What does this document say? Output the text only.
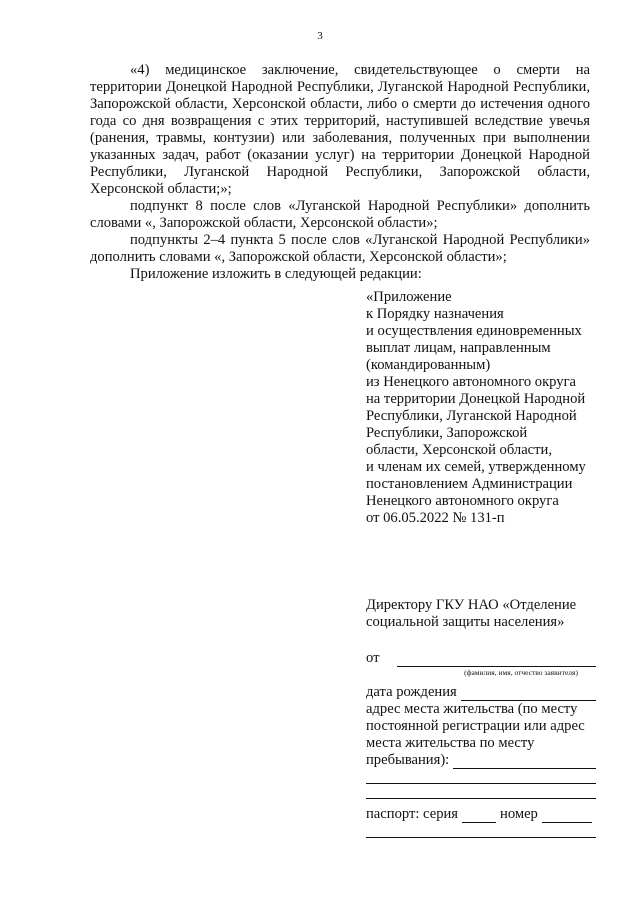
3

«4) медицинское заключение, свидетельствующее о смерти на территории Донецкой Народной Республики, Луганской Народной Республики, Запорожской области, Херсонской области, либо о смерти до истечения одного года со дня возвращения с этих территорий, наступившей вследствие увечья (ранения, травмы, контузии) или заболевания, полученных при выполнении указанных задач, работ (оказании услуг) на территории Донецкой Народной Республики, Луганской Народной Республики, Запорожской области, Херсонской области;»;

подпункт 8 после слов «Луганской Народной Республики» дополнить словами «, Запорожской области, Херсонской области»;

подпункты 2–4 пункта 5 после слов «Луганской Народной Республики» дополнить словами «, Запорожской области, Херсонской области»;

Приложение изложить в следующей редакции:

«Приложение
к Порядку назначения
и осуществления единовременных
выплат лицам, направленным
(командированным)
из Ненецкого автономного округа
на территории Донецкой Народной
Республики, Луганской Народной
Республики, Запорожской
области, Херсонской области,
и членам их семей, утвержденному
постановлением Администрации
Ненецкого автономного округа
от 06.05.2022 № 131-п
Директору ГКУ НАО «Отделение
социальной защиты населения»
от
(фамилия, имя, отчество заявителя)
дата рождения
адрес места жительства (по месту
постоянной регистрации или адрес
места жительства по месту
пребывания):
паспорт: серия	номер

[PROBLEM DESCRIPTION] Copy every line of the entries above in which "округа" occurs.

[RESPONSE TO THE TASK]
из Ненецкого автономного округа
Ненецкого автономного округа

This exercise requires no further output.